**REQUEST:** Starting at the line with "Serialize everything readable" in it, reproduce each line below through the last one, exactly, and include nothing else.

**GIVEN RECORDS:**

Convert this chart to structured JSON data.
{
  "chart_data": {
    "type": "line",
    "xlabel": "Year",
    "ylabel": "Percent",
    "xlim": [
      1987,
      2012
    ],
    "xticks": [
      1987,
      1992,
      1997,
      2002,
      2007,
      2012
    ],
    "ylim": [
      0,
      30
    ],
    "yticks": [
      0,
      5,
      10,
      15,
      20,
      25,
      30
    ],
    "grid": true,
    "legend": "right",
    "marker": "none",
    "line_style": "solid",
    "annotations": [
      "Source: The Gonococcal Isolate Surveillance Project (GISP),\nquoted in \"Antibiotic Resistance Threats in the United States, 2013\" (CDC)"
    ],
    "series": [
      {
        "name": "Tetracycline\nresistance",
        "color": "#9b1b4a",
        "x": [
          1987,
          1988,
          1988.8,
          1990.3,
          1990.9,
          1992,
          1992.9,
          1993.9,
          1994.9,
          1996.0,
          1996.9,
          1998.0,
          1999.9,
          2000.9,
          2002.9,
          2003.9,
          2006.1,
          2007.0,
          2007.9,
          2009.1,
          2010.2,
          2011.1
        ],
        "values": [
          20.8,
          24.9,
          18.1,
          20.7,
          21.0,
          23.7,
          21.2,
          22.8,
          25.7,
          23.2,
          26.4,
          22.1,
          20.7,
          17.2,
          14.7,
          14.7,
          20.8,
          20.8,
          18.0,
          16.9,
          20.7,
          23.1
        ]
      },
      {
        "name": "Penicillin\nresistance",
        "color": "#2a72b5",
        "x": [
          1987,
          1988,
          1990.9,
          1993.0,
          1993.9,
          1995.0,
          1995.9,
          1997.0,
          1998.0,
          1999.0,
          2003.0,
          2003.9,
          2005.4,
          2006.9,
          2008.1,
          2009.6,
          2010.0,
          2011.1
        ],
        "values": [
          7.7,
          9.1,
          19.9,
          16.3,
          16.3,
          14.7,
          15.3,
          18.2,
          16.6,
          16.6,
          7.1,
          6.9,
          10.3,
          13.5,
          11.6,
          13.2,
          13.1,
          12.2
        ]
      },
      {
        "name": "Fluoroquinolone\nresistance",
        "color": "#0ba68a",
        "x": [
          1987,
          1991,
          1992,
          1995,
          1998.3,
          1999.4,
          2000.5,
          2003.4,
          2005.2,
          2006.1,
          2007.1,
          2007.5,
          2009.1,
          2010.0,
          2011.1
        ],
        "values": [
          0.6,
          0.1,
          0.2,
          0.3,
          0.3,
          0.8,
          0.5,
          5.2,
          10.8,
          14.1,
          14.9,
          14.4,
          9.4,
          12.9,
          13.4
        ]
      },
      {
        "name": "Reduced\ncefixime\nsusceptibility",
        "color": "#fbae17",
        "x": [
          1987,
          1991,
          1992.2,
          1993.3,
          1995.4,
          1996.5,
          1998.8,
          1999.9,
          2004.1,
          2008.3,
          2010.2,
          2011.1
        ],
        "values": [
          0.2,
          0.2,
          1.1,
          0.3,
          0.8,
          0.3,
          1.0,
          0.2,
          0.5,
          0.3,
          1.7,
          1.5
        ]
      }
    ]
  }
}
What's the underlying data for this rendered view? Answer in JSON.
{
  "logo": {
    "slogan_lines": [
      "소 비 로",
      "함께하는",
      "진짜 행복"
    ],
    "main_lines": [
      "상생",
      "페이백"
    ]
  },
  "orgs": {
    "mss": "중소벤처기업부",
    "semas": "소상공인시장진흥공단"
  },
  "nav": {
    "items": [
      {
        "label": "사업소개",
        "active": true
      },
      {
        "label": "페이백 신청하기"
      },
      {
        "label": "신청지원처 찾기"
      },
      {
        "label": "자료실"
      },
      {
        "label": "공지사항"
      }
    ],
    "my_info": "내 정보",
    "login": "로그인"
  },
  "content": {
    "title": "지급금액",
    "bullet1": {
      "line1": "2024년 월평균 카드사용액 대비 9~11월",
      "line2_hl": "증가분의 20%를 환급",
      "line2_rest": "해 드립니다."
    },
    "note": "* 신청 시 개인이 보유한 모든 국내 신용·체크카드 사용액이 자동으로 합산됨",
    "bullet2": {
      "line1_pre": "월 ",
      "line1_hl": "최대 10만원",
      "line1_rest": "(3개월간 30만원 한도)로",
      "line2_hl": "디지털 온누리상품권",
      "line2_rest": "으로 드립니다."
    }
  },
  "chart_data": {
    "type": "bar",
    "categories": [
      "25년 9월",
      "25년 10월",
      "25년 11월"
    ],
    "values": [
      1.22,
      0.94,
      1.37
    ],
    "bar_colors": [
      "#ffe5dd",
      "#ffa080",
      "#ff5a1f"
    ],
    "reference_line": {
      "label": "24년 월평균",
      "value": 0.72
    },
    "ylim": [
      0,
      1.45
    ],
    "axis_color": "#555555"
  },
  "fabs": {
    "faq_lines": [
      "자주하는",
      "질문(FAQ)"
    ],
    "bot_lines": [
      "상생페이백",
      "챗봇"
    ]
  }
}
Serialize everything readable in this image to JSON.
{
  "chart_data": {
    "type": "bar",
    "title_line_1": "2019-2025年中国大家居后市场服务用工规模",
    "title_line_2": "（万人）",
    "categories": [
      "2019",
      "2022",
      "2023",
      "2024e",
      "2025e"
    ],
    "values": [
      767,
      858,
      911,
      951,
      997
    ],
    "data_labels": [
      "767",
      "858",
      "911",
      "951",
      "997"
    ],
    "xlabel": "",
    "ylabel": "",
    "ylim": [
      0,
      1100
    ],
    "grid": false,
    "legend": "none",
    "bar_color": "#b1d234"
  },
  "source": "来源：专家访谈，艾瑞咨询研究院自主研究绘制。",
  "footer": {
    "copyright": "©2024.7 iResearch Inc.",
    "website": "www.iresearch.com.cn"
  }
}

**RESPONSE FOR THIS EXERCISE:**
Serialize everything readable in this image to JSON.
{
  "chart_data": {
    "type": "bar",
    "title_line_1": "2019-2025年中国大家居后市场服务用工规模",
    "title_line_2": "（万人）",
    "categories": [
      "2019",
      "2022",
      "2023",
      "2024e",
      "2025e"
    ],
    "values": [
      767,
      858,
      911,
      951,
      997
    ],
    "data_labels": [
      "767",
      "858",
      "911",
      "951",
      "997"
    ],
    "xlabel": "",
    "ylabel": "",
    "ylim": [
      0,
      1100
    ],
    "grid": false,
    "legend": "none",
    "bar_color": "#b1d234"
  },
  "source": "来源：专家访谈，艾瑞咨询研究院自主研究绘制。",
  "footer": {
    "copyright": "©2024.7 iResearch Inc.",
    "website": "www.iresearch.com.cn"
  }
}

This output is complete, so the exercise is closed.